# Start of Recorded data
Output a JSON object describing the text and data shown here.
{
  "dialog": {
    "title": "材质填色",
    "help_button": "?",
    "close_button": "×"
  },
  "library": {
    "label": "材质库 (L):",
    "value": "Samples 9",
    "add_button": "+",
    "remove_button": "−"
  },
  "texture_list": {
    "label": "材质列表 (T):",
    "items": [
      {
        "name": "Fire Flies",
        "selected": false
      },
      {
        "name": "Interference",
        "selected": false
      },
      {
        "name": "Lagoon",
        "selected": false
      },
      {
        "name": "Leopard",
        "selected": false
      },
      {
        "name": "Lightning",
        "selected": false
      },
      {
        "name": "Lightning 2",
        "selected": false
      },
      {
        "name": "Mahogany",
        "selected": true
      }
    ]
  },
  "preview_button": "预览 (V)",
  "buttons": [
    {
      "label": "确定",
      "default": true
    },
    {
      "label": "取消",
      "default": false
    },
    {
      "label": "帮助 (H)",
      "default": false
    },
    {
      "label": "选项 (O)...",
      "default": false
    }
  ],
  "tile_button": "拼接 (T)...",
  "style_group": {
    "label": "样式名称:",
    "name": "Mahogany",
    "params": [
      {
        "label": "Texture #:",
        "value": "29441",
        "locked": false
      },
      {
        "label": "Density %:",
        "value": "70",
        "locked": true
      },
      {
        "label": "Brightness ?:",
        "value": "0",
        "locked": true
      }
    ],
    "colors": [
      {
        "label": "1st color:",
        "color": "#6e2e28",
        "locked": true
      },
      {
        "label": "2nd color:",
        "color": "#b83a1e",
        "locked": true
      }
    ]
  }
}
# End of Recorded data
# Start of Recorded data
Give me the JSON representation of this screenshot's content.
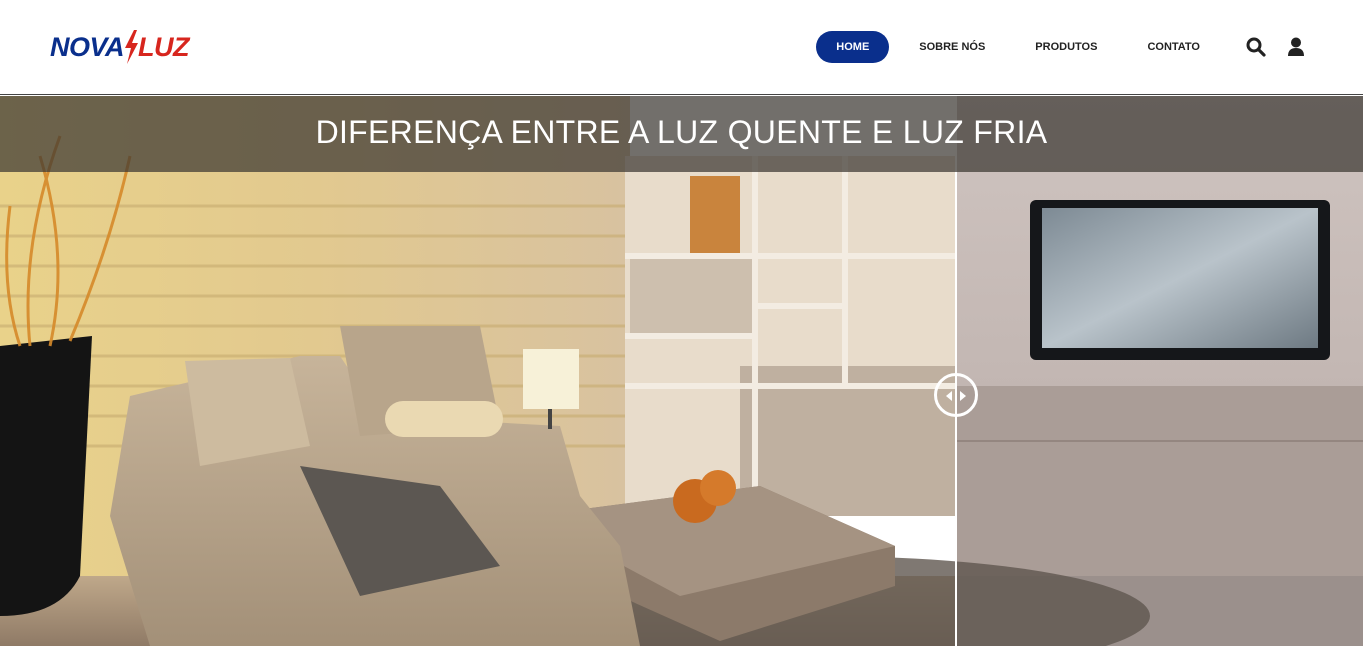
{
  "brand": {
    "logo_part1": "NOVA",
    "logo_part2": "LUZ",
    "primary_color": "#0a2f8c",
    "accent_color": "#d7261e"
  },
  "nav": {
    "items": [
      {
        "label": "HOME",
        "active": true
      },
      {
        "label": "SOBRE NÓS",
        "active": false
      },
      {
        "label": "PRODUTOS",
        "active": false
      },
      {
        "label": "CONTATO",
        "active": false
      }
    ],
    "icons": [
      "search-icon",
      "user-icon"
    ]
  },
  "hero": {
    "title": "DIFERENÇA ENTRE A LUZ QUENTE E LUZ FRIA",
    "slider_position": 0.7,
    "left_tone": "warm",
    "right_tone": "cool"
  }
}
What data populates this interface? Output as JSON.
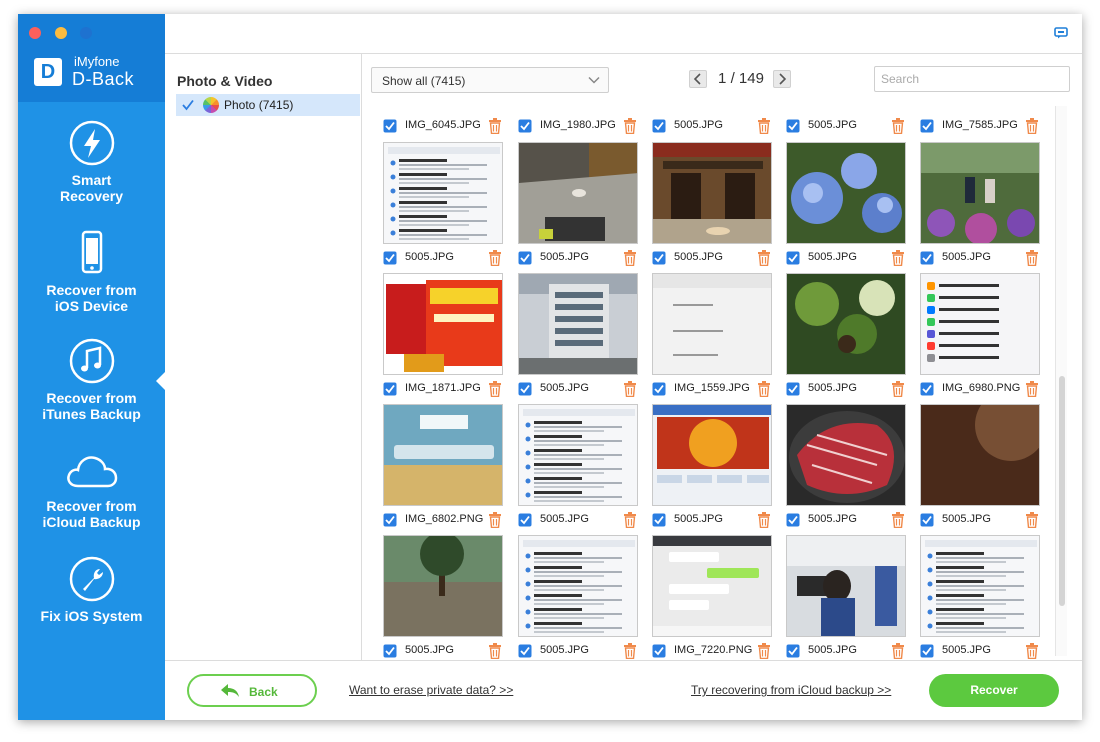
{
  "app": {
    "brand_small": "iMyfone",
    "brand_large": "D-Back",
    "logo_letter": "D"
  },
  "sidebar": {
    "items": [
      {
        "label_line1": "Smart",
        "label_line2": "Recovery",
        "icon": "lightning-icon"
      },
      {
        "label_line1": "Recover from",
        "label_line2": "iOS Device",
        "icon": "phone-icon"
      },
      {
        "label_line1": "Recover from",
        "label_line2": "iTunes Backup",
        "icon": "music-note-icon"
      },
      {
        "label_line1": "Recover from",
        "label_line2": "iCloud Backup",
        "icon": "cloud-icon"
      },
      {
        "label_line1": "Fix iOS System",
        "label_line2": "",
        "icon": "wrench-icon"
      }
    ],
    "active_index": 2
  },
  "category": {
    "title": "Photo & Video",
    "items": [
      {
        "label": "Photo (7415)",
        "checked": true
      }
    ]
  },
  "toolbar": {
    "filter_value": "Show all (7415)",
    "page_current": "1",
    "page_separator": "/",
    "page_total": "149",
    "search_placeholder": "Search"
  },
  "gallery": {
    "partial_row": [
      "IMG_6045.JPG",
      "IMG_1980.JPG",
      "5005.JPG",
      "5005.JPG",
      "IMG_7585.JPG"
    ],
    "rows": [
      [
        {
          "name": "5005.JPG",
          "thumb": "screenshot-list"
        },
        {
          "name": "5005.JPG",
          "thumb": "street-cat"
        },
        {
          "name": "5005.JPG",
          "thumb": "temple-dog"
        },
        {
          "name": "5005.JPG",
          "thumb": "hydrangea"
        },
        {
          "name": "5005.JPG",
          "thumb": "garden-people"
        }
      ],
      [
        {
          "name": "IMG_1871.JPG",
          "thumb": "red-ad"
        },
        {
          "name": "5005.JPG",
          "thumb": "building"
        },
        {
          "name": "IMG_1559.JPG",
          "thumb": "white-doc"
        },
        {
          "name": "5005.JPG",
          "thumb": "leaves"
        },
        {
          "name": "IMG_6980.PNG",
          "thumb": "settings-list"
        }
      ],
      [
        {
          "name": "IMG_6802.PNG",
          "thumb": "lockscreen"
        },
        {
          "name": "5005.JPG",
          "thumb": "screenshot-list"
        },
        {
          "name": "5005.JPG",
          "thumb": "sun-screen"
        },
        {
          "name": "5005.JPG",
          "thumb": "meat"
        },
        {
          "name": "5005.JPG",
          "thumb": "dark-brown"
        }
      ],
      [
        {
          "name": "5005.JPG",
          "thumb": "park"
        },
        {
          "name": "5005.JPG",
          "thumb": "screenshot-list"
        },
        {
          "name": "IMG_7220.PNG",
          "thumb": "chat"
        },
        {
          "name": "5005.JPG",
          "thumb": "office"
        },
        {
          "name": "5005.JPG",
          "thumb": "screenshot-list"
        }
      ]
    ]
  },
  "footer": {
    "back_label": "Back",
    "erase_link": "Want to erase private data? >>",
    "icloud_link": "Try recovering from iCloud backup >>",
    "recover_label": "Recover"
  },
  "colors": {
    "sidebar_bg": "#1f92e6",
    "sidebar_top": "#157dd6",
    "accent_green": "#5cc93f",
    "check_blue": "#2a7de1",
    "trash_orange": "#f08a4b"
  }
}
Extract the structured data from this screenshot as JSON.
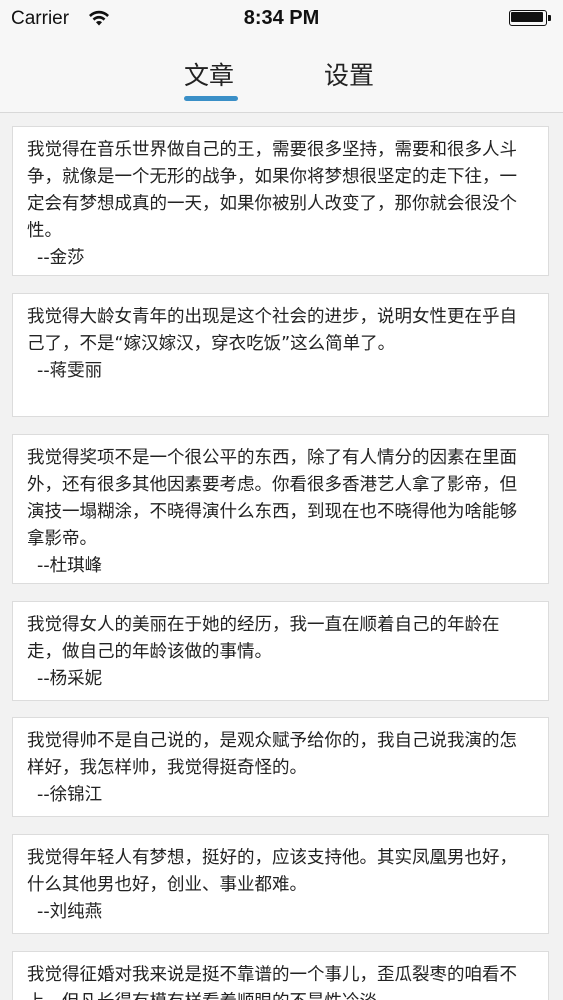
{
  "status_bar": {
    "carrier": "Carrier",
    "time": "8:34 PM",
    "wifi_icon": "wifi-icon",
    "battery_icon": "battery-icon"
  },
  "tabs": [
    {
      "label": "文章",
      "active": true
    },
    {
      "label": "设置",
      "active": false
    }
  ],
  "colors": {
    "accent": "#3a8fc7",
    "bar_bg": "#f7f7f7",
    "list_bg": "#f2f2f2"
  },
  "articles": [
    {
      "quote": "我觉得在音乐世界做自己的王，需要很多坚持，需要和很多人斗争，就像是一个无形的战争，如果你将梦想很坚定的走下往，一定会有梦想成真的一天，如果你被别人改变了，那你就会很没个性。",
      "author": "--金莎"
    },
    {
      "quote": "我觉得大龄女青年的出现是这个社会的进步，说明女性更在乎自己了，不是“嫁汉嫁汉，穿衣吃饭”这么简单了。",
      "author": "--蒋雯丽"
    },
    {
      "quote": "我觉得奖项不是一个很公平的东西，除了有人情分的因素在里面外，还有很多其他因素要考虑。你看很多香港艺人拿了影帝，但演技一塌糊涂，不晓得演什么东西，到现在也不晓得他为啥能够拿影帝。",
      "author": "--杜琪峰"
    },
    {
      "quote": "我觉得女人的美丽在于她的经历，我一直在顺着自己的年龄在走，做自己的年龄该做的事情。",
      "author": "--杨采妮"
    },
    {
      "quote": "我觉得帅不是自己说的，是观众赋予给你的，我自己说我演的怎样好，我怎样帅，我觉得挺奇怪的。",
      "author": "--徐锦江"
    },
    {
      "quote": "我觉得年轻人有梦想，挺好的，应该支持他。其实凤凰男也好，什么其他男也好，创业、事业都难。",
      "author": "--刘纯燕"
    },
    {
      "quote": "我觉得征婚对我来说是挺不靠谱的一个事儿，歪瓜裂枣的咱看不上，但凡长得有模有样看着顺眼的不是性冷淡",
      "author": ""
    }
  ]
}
# End of Recorded data
**Problem to work on**.
Check each line of the records above for "author", and copy those that have it.

**Answer to the exercise**.
      "author": "--金莎"
      "author": "--蒋雯丽"
      "author": "--杜琪峰"
      "author": "--杨采妮"
      "author": "--徐锦江"
      "author": "--刘纯燕"
      "author": ""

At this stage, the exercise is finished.